While ‘Squid Game’ keeps enlarging its already huge fan base, crypto scammers have used the hype to get away with millions. Here’s what happened
Even those of you who don’t follow the latest TV shows, have most probably seen the ‘Squid Game’-inspired memes all over the Internet. According to the recent Netflix financial report, “Squid Game” has become its most popular show ever, with 142 million households sampling the title. It has become truly viral, topping the show charts in 94 countries. While Squid Game mania isn’t over yet, the company is considering boosting its profits with the second season, Squid Game IP, consumer products and even video games based around the show. Meanwhile, Netflix is not the only entity which profits from the breathtaking ‘Squid Game’.
A crypto token called SQUID debuted at crypto exchanges immediately after the show became an apparent hit. The coin’s protocol was built on the Binance Smart Chain (BSC) and launched by unknown developers. Despite the poorly written “white paper”, SQUID skyrocketed 43,000% in a few days. Later, things got crazier, and SQUID price exceeded $2,861 on November 1. That happened just minutes before it spectacularly fell to $0.0008.
The token was not a common altcoin, but a special type of crypto called ‘play to earn’. That means a digital currency could supposedly be used to play online games based on the Korean streaming series. Those games were also advertised to bring real-life prize money. Play-to-earn games have grown incredibly popular during the pandemic as the GameFi technology which combines entertainment with real tools for earning money has greatly evolved.
However, some “lucky” token owners were apparently alarmed by the inability to cash out their SQUID earnings. CoinMarketCap has received multiple reports that users have been struggling to sell this token on the decentralised exchange PancakeSwap. The creators claimed they were using “innovative” anti-dumping technology that limits people from selling their coins if there are not enough coins being bought in the market. That unclear explanation was probably soothing for some people, but most investors treated it as a red flag.

⁂

What this task involves: Print the whole Squid Game crypto scam text word for word.

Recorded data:
⁂

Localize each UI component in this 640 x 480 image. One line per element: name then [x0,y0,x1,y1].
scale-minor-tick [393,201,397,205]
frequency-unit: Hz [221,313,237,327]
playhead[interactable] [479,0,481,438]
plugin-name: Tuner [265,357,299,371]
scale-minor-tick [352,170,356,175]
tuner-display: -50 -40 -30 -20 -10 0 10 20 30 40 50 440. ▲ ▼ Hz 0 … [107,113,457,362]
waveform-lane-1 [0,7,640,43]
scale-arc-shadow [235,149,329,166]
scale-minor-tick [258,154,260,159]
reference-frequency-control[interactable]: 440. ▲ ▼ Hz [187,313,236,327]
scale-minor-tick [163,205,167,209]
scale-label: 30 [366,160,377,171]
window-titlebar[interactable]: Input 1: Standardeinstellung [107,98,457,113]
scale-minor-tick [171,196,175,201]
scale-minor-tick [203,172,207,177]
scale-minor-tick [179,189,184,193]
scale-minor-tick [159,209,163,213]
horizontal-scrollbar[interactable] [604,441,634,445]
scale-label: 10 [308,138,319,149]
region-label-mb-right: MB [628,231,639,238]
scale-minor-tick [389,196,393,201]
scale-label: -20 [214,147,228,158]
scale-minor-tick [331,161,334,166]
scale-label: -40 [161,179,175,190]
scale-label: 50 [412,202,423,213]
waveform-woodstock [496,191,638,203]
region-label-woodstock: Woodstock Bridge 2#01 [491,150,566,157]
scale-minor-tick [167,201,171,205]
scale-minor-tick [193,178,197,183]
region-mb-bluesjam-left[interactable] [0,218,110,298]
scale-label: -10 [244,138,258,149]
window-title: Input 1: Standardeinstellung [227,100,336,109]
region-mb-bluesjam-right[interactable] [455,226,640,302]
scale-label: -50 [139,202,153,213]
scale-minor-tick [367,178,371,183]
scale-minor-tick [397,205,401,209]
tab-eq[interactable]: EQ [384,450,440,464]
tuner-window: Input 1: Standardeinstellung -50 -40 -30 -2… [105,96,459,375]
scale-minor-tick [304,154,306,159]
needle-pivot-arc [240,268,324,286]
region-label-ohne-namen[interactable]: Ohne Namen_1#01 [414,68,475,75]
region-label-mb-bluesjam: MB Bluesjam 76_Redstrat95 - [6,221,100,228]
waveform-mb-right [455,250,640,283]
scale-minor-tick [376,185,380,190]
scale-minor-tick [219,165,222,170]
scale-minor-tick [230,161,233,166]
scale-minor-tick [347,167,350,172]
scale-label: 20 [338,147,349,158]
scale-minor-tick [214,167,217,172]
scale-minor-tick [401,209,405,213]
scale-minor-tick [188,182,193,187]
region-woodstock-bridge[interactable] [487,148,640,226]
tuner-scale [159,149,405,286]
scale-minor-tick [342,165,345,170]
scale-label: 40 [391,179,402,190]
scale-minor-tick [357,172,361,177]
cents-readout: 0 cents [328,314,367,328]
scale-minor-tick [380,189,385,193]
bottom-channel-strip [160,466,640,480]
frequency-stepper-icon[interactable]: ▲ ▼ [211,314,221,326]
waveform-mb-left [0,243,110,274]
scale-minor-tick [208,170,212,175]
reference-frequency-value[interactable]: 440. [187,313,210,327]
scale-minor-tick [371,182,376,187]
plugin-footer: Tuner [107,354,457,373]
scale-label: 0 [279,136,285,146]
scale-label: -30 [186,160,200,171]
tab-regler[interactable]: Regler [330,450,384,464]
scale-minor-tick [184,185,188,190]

⁂

Problem solution:
While ‘Squid Game’ keeps enlarging its already huge fan base, crypto scammers have used the hype to get away with millions. Here’s what happened
Even those of you who don’t follow the latest TV shows, have most probably seen the ‘Squid Game’-inspired memes all over the Internet. According to the recent Netflix financial report, “Squid Game” has become its most popular show ever, with 142 million households sampling the title. It has become truly viral, topping the show charts in 94 countries. While Squid Game mania isn’t over yet, the company is considering boosting its profits with the second season, Squid Game IP, consumer products and even video games based around the show. Meanwhile, Netflix is not the only entity which profits from the breathtaking ‘Squid Game’.
A crypto token called SQUID debuted at crypto exchanges immediately after the show became an apparent hit. The coin’s protocol was built on the Binance Smart Chain (BSC) and launched by unknown developers. Despite the poorly written “white paper”, SQUID skyrocketed 43,000% in a few days. Later, things got crazier, and SQUID price exceeded $2,861 on November 1. That happened just minutes before it spectacularly fell to $0.0008.
The token was not a common altcoin, but a special type of crypto called ‘play to earn’. That means a digital currency could supposedly be used to play online games based on the Korean streaming series. Those games were also advertised to bring real-life prize money. Play-to-earn games have grown incredibly popular during the pandemic as the GameFi technology which combines entertainment with real tools for earning money has greatly evolved.
However, some “lucky” token owners were apparently alarmed by the inability to cash out their SQUID earnings. CoinMarketCap has received multiple reports that users have been struggling to sell this token on the decentralised exchange PancakeSwap. The creators claimed they were using “innovative” anti-dumping technology that limits people from selling their coins if there are not enough coins being bought in the market. That unclear explanation was probably soothing for some people, but most investors treated it as a red flag.